§ **Dataset**:
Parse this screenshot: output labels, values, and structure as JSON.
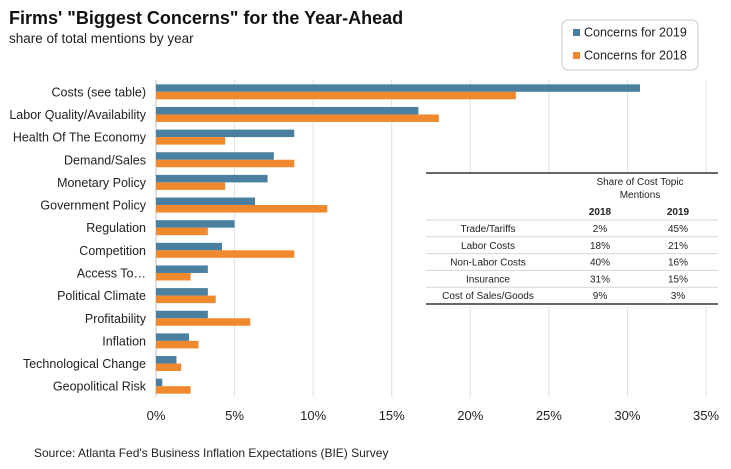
{
  "chart_data": {
    "type": "bar",
    "orientation": "horizontal",
    "title": "Firms' \"Biggest Concerns\" for the Year-Ahead",
    "subtitle": "share of total mentions by year",
    "source": "Source: Atlanta Fed's Business Inflation Expectations (BIE) Survey",
    "categories": [
      "Costs (see table)",
      "Labor Quality/Availability",
      "Health Of The Economy",
      "Demand/Sales",
      "Monetary Policy",
      "Government Policy",
      "Regulation",
      "Competition",
      "Access To…",
      "Political Climate",
      "Profitability",
      "Inflation",
      "Technological Change",
      "Geopolitical Risk"
    ],
    "series": [
      {
        "name": "Concerns for 2019",
        "color": "#4a7fa0",
        "values": [
          30.8,
          16.7,
          8.8,
          7.5,
          7.1,
          6.3,
          5.0,
          4.2,
          3.3,
          3.3,
          3.3,
          2.1,
          1.3,
          0.4
        ]
      },
      {
        "name": "Concerns for 2018",
        "color": "#f0892d",
        "values": [
          22.9,
          18.0,
          4.4,
          8.8,
          4.4,
          10.9,
          3.3,
          8.8,
          2.2,
          3.8,
          6.0,
          2.7,
          1.6,
          2.2
        ]
      }
    ],
    "xlim": [
      0,
      35
    ],
    "xticks": [
      0,
      5,
      10,
      15,
      20,
      25,
      30,
      35
    ],
    "xtick_labels": [
      "0%",
      "5%",
      "10%",
      "15%",
      "20%",
      "25%",
      "30%",
      "35%"
    ],
    "grid": "vertical",
    "legend_position": "top-right"
  },
  "cost_table": {
    "title_line1": "Share of Cost Topic",
    "title_line2": "Mentions",
    "col_2018": "2018",
    "col_2019": "2019",
    "rows": [
      {
        "label": "Trade/Tariffs",
        "v2018": "2%",
        "v2019": "45%"
      },
      {
        "label": "Labor Costs",
        "v2018": "18%",
        "v2019": "21%"
      },
      {
        "label": "Non-Labor Costs",
        "v2018": "40%",
        "v2019": "16%"
      },
      {
        "label": "Insurance",
        "v2018": "31%",
        "v2019": "15%"
      },
      {
        "label": "Cost of Sales/Goods",
        "v2018": "9%",
        "v2019": "3%"
      }
    ]
  }
}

§ **Given exercise**: Copy each line of the listing in which the word "Inflation" can be found.

§ **Correct output**:
    "source": "Source: Atlanta Fed's Business Inflation Expectations (BIE) Survey",
      "Inflation",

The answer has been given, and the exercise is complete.